Quote the whole listing verbatim.

------------------------

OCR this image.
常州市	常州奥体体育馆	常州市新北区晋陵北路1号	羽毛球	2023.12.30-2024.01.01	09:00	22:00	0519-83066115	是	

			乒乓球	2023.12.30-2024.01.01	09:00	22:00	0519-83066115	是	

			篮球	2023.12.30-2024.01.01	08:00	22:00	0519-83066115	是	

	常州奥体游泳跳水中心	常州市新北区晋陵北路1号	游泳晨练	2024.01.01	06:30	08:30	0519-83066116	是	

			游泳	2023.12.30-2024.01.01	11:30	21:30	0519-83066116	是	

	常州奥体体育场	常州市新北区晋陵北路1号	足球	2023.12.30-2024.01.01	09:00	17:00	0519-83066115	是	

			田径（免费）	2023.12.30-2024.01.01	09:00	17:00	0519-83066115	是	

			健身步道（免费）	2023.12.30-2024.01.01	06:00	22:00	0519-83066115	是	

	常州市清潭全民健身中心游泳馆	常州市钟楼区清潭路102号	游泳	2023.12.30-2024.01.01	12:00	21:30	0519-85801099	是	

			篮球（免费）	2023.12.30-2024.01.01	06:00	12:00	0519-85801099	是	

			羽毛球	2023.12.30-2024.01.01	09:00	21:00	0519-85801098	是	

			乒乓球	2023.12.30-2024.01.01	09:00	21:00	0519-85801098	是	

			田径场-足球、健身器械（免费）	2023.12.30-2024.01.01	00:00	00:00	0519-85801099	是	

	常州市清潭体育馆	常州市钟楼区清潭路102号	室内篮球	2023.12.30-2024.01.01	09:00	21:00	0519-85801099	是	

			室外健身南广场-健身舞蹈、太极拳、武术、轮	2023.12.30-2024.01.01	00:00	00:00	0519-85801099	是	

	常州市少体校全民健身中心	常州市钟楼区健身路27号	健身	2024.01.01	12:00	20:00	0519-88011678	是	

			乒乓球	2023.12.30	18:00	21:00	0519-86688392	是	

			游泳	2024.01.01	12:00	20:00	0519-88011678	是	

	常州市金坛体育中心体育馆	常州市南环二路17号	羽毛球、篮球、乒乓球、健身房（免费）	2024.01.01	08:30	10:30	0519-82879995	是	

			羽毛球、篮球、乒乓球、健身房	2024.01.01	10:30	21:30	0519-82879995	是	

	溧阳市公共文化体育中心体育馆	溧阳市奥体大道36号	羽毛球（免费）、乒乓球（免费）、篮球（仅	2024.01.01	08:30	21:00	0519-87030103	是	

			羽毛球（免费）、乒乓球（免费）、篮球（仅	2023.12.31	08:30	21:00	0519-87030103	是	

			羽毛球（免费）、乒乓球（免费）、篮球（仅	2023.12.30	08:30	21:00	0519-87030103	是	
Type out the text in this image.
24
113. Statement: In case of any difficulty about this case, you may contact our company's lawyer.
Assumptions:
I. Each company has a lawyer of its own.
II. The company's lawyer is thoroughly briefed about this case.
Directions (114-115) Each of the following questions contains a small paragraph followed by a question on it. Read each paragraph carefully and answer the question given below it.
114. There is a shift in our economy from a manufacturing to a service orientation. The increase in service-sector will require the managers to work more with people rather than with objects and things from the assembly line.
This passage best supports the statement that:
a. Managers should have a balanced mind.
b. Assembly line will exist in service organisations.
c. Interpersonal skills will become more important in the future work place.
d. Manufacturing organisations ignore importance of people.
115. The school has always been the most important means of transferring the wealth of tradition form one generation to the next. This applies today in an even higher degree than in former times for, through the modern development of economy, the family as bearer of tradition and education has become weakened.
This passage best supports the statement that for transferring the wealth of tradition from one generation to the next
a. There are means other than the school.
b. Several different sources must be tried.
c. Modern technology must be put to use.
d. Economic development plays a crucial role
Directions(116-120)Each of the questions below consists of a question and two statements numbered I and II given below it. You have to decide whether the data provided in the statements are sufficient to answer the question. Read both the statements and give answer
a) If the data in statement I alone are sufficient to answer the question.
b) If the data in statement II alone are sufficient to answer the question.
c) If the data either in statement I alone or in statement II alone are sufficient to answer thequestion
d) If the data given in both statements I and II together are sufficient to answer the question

------------------------

→ **Output for this task**
OCR this image.
常州市	常州奥体体育馆	常州市新北区晋陵北路1号	羽毛球	2023.12.30-2024.01.01	09:00	22:00	0519-83066115	是	

			乒乓球	2023.12.30-2024.01.01	09:00	22:00	0519-83066115	是	

			篮球	2023.12.30-2024.01.01	08:00	22:00	0519-83066115	是	

	常州奥体游泳跳水中心	常州市新北区晋陵北路1号	游泳晨练	2024.01.01	06:30	08:30	0519-83066116	是	

			游泳	2023.12.30-2024.01.01	11:30	21:30	0519-83066116	是	

	常州奥体体育场	常州市新北区晋陵北路1号	足球	2023.12.30-2024.01.01	09:00	17:00	0519-83066115	是	

			田径（免费）	2023.12.30-2024.01.01	09:00	17:00	0519-83066115	是	

			健身步道（免费）	2023.12.30-2024.01.01	06:00	22:00	0519-83066115	是	

	常州市清潭全民健身中心游泳馆	常州市钟楼区清潭路102号	游泳	2023.12.30-2024.01.01	12:00	21:30	0519-85801099	是	

			篮球（免费）	2023.12.30-2024.01.01	06:00	12:00	0519-85801099	是	

			羽毛球	2023.12.30-2024.01.01	09:00	21:00	0519-85801098	是	

			乒乓球	2023.12.30-2024.01.01	09:00	21:00	0519-85801098	是	

			田径场-足球、健身器械（免费）	2023.12.30-2024.01.01	00:00	00:00	0519-85801099	是	

	常州市清潭体育馆	常州市钟楼区清潭路102号	室内篮球	2023.12.30-2024.01.01	09:00	21:00	0519-85801099	是	

			室外健身南广场-健身舞蹈、太极拳、武术、轮	2023.12.30-2024.01.01	00:00	00:00	0519-85801099	是	

	常州市少体校全民健身中心	常州市钟楼区健身路27号	健身	2024.01.01	12:00	20:00	0519-88011678	是	

			乒乓球	2023.12.30	18:00	21:00	0519-86688392	是	

			游泳	2024.01.01	12:00	20:00	0519-88011678	是	

	常州市金坛体育中心体育馆	常州市南环二路17号	羽毛球、篮球、乒乓球、健身房（免费）	2024.01.01	08:30	10:30	0519-82879995	是	

			羽毛球、篮球、乒乓球、健身房	2024.01.01	10:30	21:30	0519-82879995	是	

	溧阳市公共文化体育中心体育馆	溧阳市奥体大道36号	羽毛球（免费）、乒乓球（免费）、篮球（仅	2024.01.01	08:30	21:00	0519-87030103	是	

			羽毛球（免费）、乒乓球（免费）、篮球（仅	2023.12.31	08:30	21:00	0519-87030103	是	

			羽毛球（免费）、乒乓球（免费）、篮球（仅	2023.12.30	08:30	21:00	0519-87030103	是	
Type out the text in this image.
24
113. Statement: In case of any difficulty about this case, you may contact our company's lawyer.
Assumptions:
I. Each company has a lawyer of its own.
II. The company's lawyer is thoroughly briefed about this case.
Directions (114-115) Each of the following questions contains a small paragraph followed by a question on it. Read each paragraph carefully and answer the question given below it.
114. There is a shift in our economy from a manufacturing to a service orientation. The increase in service-sector will require the managers to work more with people rather than with objects and things from the assembly line.
This passage best supports the statement that:
a. Managers should have a balanced mind.
b. Assembly line will exist in service organisations.
c. Interpersonal skills will become more important in the future work place.
d. Manufacturing organisations ignore importance of people.
115. The school has always been the most important means of transferring the wealth of tradition form one generation to the next. This applies today in an even higher degree than in former times for, through the modern development of economy, the family as bearer of tradition and education has become weakened.
This passage best supports the statement that for transferring the wealth of tradition from one generation to the next
a. There are means other than the school.
b. Several different sources must be tried.
c. Modern technology must be put to use.
d. Economic development plays a crucial role
Directions(116-120)Each of the questions below consists of a question and two statements numbered I and II given below it. You have to decide whether the data provided in the statements are sufficient to answer the question. Read both the statements and give answer
a) If the data in statement I alone are sufficient to answer the question.
b) If the data in statement II alone are sufficient to answer the question.
c) If the data either in statement I alone or in statement II alone are sufficient to answer thequestion
d) If the data given in both statements I and II together are sufficient to answer the question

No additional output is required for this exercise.